◆ PROBLEM TO WORK ON ◆
Identify all lines of the data containing the string "against" and copy them.

**** RECORDS FOR THIS EXERCISE

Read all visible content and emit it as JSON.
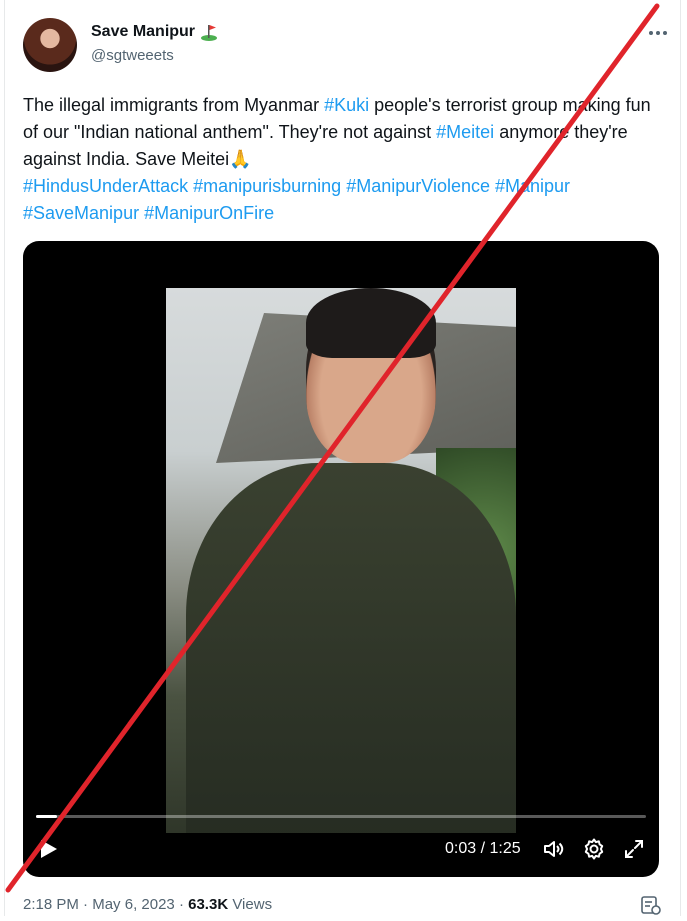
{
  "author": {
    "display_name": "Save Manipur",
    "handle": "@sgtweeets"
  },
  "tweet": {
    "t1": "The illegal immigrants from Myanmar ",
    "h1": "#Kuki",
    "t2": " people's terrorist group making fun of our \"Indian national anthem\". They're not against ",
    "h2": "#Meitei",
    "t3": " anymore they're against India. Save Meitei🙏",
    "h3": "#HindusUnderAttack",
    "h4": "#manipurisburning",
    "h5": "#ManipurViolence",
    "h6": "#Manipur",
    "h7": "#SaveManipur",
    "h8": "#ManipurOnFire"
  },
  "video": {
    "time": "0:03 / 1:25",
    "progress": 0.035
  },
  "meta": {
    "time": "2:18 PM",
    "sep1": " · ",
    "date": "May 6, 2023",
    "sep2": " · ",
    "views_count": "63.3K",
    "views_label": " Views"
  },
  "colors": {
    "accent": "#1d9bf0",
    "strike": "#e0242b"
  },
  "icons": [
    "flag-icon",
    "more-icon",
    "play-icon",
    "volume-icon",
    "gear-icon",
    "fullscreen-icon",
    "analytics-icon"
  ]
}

********

◆ RESPONSE ◆
    "t2": " people's terrorist group making fun of our \"Indian national anthem\". They're not against ",
    "t3": " anymore they're against India. Save Meitei🙏",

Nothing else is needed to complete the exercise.